--- Task ---
Return, from the listing below, each line where the word "FancyBboxPatch" appears.

--- Records supplied ---
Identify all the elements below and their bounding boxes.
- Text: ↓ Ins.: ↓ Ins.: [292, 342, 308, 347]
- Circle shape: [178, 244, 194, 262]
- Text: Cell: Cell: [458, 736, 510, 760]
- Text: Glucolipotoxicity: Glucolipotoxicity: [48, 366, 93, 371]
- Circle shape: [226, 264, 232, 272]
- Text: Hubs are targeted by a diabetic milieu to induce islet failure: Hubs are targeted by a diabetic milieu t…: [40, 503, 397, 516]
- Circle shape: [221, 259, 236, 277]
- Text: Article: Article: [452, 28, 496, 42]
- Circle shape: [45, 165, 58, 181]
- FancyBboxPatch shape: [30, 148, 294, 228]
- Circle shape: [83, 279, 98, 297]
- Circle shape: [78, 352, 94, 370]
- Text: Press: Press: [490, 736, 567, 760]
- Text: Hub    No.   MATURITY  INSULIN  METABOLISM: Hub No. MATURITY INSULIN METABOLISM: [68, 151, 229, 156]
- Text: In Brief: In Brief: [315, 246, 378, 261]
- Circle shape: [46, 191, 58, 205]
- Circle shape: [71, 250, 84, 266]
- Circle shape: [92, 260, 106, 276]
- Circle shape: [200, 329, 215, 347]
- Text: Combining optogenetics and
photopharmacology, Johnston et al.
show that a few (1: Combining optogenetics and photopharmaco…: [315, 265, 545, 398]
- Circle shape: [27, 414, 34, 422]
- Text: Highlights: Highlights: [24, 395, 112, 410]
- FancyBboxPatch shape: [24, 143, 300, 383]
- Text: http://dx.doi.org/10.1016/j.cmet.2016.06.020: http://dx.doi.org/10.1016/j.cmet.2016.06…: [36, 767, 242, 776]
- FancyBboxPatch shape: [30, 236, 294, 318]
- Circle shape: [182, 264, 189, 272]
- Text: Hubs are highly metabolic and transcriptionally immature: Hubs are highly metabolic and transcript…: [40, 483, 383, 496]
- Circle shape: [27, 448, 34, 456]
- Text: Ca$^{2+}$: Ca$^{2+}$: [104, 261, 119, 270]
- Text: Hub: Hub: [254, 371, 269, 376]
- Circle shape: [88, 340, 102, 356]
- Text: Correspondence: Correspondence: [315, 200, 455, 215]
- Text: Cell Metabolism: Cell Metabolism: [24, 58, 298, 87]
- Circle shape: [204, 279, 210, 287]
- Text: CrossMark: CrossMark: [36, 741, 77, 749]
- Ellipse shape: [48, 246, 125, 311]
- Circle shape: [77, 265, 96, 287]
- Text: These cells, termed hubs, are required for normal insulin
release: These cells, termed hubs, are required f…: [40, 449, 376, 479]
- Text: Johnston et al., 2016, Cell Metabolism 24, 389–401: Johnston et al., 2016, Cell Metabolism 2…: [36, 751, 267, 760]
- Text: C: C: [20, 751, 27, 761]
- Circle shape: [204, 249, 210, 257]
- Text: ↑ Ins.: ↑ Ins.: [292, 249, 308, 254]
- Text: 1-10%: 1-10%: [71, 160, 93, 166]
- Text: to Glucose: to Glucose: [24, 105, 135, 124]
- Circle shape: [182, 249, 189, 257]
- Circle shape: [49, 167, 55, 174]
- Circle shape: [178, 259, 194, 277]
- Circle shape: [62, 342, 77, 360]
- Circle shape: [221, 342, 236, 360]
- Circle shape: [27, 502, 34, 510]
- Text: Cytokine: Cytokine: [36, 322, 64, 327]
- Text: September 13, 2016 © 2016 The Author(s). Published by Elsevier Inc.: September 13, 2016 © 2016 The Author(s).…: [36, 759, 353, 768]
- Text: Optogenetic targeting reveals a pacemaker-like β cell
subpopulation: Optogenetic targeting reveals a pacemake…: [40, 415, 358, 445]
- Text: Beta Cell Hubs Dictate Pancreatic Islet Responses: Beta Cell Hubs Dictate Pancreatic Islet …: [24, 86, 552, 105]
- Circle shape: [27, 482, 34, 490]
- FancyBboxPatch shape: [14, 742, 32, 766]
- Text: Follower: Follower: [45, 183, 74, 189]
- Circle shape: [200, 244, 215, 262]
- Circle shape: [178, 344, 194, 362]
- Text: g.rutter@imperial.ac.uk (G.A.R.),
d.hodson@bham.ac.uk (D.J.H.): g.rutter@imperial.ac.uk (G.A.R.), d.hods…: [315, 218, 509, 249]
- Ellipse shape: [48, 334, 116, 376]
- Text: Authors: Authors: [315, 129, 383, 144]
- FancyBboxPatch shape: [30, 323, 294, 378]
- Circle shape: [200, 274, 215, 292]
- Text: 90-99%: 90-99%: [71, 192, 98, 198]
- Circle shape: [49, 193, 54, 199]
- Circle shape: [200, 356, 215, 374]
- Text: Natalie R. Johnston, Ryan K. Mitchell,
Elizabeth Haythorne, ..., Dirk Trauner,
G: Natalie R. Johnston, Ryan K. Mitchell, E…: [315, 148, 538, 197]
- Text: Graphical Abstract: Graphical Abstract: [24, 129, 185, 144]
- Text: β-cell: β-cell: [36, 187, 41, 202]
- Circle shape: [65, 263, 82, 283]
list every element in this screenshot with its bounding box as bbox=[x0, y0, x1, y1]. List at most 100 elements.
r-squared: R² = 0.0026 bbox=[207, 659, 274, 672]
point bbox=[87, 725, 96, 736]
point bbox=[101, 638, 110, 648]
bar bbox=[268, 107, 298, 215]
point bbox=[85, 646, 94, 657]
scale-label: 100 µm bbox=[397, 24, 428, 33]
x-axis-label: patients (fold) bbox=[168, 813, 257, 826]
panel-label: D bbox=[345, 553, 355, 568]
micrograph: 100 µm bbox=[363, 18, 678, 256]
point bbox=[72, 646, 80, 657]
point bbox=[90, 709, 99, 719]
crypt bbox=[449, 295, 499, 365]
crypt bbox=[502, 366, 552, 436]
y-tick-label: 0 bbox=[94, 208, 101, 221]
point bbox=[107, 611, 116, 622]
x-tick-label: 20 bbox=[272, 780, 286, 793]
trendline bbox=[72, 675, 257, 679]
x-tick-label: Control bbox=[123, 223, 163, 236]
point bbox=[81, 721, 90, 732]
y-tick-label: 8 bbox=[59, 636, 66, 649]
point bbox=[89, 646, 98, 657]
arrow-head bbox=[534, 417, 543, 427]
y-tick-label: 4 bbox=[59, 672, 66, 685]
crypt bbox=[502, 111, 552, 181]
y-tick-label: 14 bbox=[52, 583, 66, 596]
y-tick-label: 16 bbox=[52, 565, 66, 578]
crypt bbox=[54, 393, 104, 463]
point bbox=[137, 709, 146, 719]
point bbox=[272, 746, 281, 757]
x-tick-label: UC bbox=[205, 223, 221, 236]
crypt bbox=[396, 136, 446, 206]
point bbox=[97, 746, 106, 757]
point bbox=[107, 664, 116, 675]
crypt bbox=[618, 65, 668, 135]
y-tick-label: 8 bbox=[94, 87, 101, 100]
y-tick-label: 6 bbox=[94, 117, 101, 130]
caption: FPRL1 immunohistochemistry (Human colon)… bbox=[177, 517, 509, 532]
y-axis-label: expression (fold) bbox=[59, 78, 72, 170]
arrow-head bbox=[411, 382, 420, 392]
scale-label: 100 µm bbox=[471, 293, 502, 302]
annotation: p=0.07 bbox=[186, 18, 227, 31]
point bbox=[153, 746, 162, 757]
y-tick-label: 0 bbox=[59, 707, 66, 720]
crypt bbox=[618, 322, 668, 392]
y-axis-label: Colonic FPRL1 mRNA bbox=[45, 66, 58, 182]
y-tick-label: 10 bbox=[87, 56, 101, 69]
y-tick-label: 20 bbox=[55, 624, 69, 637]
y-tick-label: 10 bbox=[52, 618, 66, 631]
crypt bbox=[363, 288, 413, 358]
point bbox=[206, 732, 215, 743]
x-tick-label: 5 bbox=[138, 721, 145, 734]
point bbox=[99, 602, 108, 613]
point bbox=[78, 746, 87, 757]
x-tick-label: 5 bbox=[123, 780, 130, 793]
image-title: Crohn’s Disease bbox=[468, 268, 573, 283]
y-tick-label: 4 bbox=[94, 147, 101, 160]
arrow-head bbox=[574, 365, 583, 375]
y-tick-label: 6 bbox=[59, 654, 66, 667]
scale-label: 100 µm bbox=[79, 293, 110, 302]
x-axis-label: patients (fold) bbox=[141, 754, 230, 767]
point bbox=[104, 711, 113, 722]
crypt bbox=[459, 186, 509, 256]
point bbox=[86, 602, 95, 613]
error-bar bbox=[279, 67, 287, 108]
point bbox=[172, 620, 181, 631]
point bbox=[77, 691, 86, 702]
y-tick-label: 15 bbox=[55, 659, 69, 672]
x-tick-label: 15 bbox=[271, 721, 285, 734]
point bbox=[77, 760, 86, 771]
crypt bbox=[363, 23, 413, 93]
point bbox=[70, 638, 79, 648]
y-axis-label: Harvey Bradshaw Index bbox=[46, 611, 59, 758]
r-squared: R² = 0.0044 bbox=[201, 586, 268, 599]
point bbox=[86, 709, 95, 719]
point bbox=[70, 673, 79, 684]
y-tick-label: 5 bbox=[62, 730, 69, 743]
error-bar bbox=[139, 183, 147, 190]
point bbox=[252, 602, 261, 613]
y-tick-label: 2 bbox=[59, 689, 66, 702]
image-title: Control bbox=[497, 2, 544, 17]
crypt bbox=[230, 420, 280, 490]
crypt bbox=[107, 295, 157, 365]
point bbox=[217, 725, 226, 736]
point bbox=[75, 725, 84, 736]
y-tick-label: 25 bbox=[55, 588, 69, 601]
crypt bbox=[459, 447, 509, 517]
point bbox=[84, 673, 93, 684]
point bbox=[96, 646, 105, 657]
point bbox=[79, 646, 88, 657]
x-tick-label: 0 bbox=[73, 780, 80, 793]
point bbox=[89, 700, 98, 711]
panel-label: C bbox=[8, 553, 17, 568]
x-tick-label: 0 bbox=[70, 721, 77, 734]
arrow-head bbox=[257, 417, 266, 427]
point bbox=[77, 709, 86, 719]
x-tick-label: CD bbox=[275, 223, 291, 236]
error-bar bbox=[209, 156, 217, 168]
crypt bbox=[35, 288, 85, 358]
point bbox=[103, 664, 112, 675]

--- Answer box ---
- FancyBboxPatch shape: [30, 148, 294, 228]
- FancyBboxPatch shape: [24, 143, 300, 383]
- FancyBboxPatch shape: [30, 236, 294, 318]
- FancyBboxPatch shape: [14, 742, 32, 766]
- FancyBboxPatch shape: [30, 323, 294, 378]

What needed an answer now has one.